> **AIM**
Write out the whole of the material exactly.

+---+

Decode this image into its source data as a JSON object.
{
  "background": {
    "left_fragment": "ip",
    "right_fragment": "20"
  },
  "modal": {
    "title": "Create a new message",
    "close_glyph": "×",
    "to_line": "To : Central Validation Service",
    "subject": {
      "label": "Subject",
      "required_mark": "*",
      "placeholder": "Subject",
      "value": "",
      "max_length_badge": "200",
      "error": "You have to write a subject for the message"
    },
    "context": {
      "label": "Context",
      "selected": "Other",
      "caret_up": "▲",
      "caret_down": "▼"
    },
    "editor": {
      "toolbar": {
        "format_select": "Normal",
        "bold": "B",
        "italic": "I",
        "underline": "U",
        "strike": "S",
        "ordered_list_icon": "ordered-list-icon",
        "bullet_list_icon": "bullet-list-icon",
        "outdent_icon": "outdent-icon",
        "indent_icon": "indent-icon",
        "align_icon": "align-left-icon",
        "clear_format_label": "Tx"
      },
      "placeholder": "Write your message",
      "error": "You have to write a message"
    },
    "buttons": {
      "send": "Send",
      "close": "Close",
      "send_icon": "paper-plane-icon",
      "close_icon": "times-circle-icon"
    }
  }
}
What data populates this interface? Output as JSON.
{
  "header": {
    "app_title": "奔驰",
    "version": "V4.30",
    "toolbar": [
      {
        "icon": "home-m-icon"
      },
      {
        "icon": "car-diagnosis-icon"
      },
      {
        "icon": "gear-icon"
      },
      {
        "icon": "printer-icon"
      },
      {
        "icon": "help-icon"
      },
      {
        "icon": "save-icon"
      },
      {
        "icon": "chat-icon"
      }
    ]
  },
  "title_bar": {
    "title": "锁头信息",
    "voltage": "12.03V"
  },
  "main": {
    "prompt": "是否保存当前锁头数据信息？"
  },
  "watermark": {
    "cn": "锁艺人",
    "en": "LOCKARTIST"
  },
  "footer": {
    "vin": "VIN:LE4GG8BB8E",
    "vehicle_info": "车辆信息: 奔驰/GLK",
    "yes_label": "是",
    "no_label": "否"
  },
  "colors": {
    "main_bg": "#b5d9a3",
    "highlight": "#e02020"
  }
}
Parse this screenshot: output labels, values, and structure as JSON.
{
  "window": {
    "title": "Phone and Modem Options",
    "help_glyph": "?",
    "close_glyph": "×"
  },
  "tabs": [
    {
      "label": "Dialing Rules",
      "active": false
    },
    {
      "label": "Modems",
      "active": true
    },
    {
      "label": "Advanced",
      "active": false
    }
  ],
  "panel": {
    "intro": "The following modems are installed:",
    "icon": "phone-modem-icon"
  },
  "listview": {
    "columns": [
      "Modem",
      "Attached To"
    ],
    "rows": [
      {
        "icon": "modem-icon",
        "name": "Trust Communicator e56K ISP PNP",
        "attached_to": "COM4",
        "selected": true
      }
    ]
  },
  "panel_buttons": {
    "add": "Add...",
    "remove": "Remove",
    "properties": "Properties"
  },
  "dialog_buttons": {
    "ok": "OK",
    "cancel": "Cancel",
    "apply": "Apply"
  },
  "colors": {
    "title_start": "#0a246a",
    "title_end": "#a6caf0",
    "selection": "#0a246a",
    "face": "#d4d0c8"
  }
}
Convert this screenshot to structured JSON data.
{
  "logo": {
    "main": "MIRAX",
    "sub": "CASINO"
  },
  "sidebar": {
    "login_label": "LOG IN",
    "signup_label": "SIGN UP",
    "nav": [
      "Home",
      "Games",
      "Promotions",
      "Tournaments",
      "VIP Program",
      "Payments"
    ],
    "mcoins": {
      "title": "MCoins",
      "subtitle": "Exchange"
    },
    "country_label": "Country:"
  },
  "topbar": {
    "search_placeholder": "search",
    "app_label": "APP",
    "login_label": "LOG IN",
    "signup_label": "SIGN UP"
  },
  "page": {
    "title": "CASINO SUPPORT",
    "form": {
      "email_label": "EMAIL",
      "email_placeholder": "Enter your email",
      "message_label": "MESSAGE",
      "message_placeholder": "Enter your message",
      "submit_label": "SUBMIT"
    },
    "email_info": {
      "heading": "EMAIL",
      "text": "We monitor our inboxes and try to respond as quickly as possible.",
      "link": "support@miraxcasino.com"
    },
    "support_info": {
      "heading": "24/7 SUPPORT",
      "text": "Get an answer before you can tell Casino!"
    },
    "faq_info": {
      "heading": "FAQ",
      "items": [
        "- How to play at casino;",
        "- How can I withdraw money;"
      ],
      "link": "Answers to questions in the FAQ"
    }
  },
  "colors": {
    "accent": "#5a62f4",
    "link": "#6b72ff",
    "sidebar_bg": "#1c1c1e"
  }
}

+---+

> **COMPLETED TASK**
Decode this image into its source data as a JSON object.
{
  "background": {
    "left_fragment": "ip",
    "right_fragment": "20"
  },
  "modal": {
    "title": "Create a new message",
    "close_glyph": "×",
    "to_line": "To : Central Validation Service",
    "subject": {
      "label": "Subject",
      "required_mark": "*",
      "placeholder": "Subject",
      "value": "",
      "max_length_badge": "200",
      "error": "You have to write a subject for the message"
    },
    "context": {
      "label": "Context",
      "selected": "Other",
      "caret_up": "▲",
      "caret_down": "▼"
    },
    "editor": {
      "toolbar": {
        "format_select": "Normal",
        "bold": "B",
        "italic": "I",
        "underline": "U",
        "strike": "S",
        "ordered_list_icon": "ordered-list-icon",
        "bullet_list_icon": "bullet-list-icon",
        "outdent_icon": "outdent-icon",
        "indent_icon": "indent-icon",
        "align_icon": "align-left-icon",
        "clear_format_label": "Tx"
      },
      "placeholder": "Write your message",
      "error": "You have to write a message"
    },
    "buttons": {
      "send": "Send",
      "close": "Close",
      "send_icon": "paper-plane-icon",
      "close_icon": "times-circle-icon"
    }
  }
}
What data populates this interface? Output as JSON.
{
  "header": {
    "app_title": "奔驰",
    "version": "V4.30",
    "toolbar": [
      {
        "icon": "home-m-icon"
      },
      {
        "icon": "car-diagnosis-icon"
      },
      {
        "icon": "gear-icon"
      },
      {
        "icon": "printer-icon"
      },
      {
        "icon": "help-icon"
      },
      {
        "icon": "save-icon"
      },
      {
        "icon": "chat-icon"
      }
    ]
  },
  "title_bar": {
    "title": "锁头信息",
    "voltage": "12.03V"
  },
  "main": {
    "prompt": "是否保存当前锁头数据信息？"
  },
  "watermark": {
    "cn": "锁艺人",
    "en": "LOCKARTIST"
  },
  "footer": {
    "vin": "VIN:LE4GG8BB8E",
    "vehicle_info": "车辆信息: 奔驰/GLK",
    "yes_label": "是",
    "no_label": "否"
  },
  "colors": {
    "main_bg": "#b5d9a3",
    "highlight": "#e02020"
  }
}
Parse this screenshot: output labels, values, and structure as JSON.
{
  "window": {
    "title": "Phone and Modem Options",
    "help_glyph": "?",
    "close_glyph": "×"
  },
  "tabs": [
    {
      "label": "Dialing Rules",
      "active": false
    },
    {
      "label": "Modems",
      "active": true
    },
    {
      "label": "Advanced",
      "active": false
    }
  ],
  "panel": {
    "intro": "The following modems are installed:",
    "icon": "phone-modem-icon"
  },
  "listview": {
    "columns": [
      "Modem",
      "Attached To"
    ],
    "rows": [
      {
        "icon": "modem-icon",
        "name": "Trust Communicator e56K ISP PNP",
        "attached_to": "COM4",
        "selected": true
      }
    ]
  },
  "panel_buttons": {
    "add": "Add...",
    "remove": "Remove",
    "properties": "Properties"
  },
  "dialog_buttons": {
    "ok": "OK",
    "cancel": "Cancel",
    "apply": "Apply"
  },
  "colors": {
    "title_start": "#0a246a",
    "title_end": "#a6caf0",
    "selection": "#0a246a",
    "face": "#d4d0c8"
  }
}
Convert this screenshot to structured JSON data.
{
  "logo": {
    "main": "MIRAX",
    "sub": "CASINO"
  },
  "sidebar": {
    "login_label": "LOG IN",
    "signup_label": "SIGN UP",
    "nav": [
      "Home",
      "Games",
      "Promotions",
      "Tournaments",
      "VIP Program",
      "Payments"
    ],
    "mcoins": {
      "title": "MCoins",
      "subtitle": "Exchange"
    },
    "country_label": "Country:"
  },
  "topbar": {
    "search_placeholder": "search",
    "app_label": "APP",
    "login_label": "LOG IN",
    "signup_label": "SIGN UP"
  },
  "page": {
    "title": "CASINO SUPPORT",
    "form": {
      "email_label": "EMAIL",
      "email_placeholder": "Enter your email",
      "message_label": "MESSAGE",
      "message_placeholder": "Enter your message",
      "submit_label": "SUBMIT"
    },
    "email_info": {
      "heading": "EMAIL",
      "text": "We monitor our inboxes and try to respond as quickly as possible.",
      "link": "support@miraxcasino.com"
    },
    "support_info": {
      "heading": "24/7 SUPPORT",
      "text": "Get an answer before you can tell Casino!"
    },
    "faq_info": {
      "heading": "FAQ",
      "items": [
        "- How to play at casino;",
        "- How can I withdraw money;"
      ],
      "link": "Answers to questions in the FAQ"
    }
  },
  "colors": {
    "accent": "#5a62f4",
    "link": "#6b72ff",
    "sidebar_bg": "#1c1c1e"
  }
}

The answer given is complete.